● ARTICLE

▬▬▬▬▬▬

The most honest and in-depth reviews of outdoor sports equipment on the planet.

Hestra XCR Short Glove

Hestra Army Leather Short GTX glove, Blister Gear ReviewProduct: Hestra XCR Short Glove

FEATURES

  • Pull strap with velcro closure
  • Handcuffs
  • Themolite/Fiberfill insulation
  • Bemberg/polyester lining
  • Hestra 4-way stretch
  • Army Leather goat-leather palm

Test Locations: Niseko, Japan; Eaglecrest ski area, Alaska; Alaska Backcountry; Summit County, Colorado

Days Worn: 35

My home ski area, Eaglecrest in Juneau, Alaska, experiences extremely variable weather conditions throughout the course of a typical winter. Temperatures bounce around the freezing point, and we get pouring rain; storms that deliver perfectly creamy maritime powder; clear, frigid arctic high-pressure systems; and everything in between.

It may come as no surprise, then, that it’s nearly impossible to find a glove that can handle everything, but I’ve tried—without a great deal of success. It’s become a never-ending quest for me.

There are a few gloves, however, that seem like they can handle a particularly broad range of conditions. One is Hestra’s XCR Short. With a combination of Gore-Tex and leather, this glove utilizes two of the best materials available for a glove. Additionally, a sexy design and Hestra’s reputation for making quality gloves made the XCR Short an obvious choice to try.

Leather is an excellent material for gloves because of its outstanding balance of durability and dexterity. All-leather gloves are great in dry climates, but once you introduce a significant amount of moisture, their good qualities start to deteriorate. By including a panel of Gore-Tex to the XCR Short, Hestra aimed to give this glove all the benefits of a leather glove while making it waterproof and breathable.

▬▬▬▬▬▬

● MATERIAL
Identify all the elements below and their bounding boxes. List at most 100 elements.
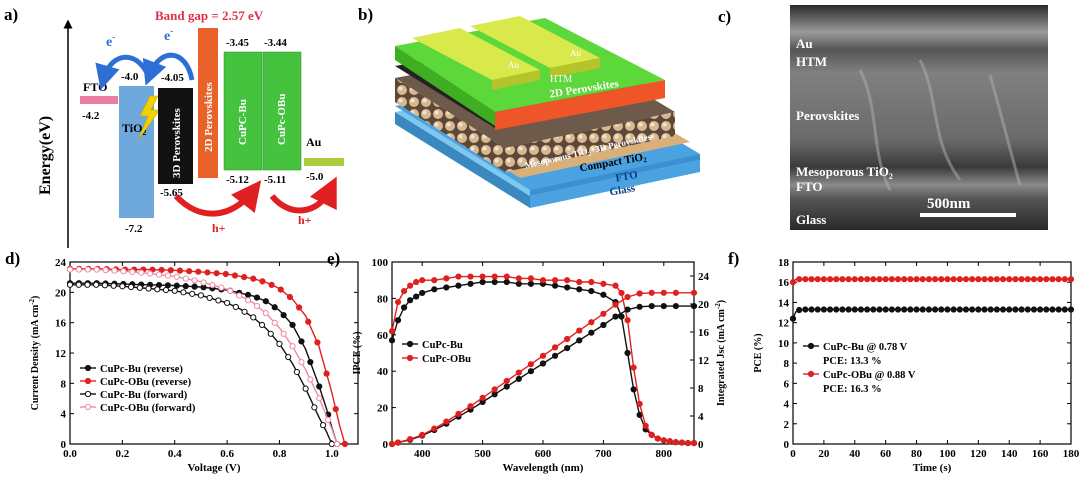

▬▬▬▬▬▬

● AIM 1
In the glove review, swap "frigid" for "bitter" and write out the stretch from "My home ski" through "everything in between.".
● AIM 2
Answer these questions about the glove review:
(a) How many days was the glove worn?
(b) What material is the glove's palm made of?
(c) What two materials does the XCR Short combine?
● AIM 3
Write the next part of the Hestra glove review, starting after its final sentence.
The listing is unrelated to the glove review.

● TASK RESULT 1
My home ski area, Eaglecrest in Juneau, Alaska, experiences extremely variable weather conditions throughout the course of a typical winter. Temperatures bounce around the freezing point, and we get pouring rain; storms that deliver perfectly creamy maritime powder; clear, bitter arctic high-pressure systems; and everything in between.

● TASK RESULT 2
(a) 35 days.
(b) Army Leather goat leather.
(c) Gore-Tex and leather.

● TASK RESULT 3
I can say that this addition of Gore-Tex makes the glove more versatile than an all-leather glove, but the design has a few limitations. The majority of the glove is leather, which is going to get wet even if you waterproof it. After two liberal applications of Hestra’s leather balm, this was the case, even in the absence of extreme moisture during such activities as shoveling snow, building jumps, or skiing on days when the temperature was near the freezing point.

For the most part, this moisture affecting the outside of the glove wasn’t an issue, except when it was cold enough for the moisture in the leather to freeze, which caused the glove to stiffen. I never had any major dexterity issues with freezing leather on moderately moist days, but it certainly became harder for me to move my fingers after the gloves had hardened.

The biggest advantage of the added Gore-Tex became apparent on really wet days. The panel, which covers the back of the hand and part of the thumb, helped to extend the amount of time it took for the outer layers of the glove to become saturated, and even on really wet pow days, the XCR Short never soaked all the way through.

Andrew Gregovich, Hestra XCR Short, Blister Gear Review.

Andrew Gregovich, Superstition, Niseko Village.

As long as there wasn’t any significant freeze-thaw action, I still retained adequate dexterity with the outwardly dampened gloves.

4 Comments

  1. Wookie1974 April 17, 2012 Reply

    I think the reviewer forgot to mention one important fact: These gloves are very nearly the most expensive I have ever seen. At over 120 Euros a pair in my local shop, I’d expect them to not only be perfect, but to include a wet-bar and a massage function.
    Best gloves ever? A pair of heavy welder’s gloves from Tractor Supply baked up with Sno-Seal two or three times at the season’s start. Had mine for 5 years. Work everywhere, dexterity is only getting better, and they cost me 25 Bucks.

    • Andrew Gregovich Author
      Andrew Gregovich April 17, 2012 Reply

      Yes these gloves are very expensive, but for the price you get an exceptionally well-made glove that will hold up in a variety of conditions. They are not perfect and I must admit that I prefer a cheap pair of gloves from the hardware store in some cases. If your welding gloves work well for you, great. The bottom line is gloves work differently for different people. Despite the price, I think that people who buy this glove (like JayT) will be satisfied with their purchase.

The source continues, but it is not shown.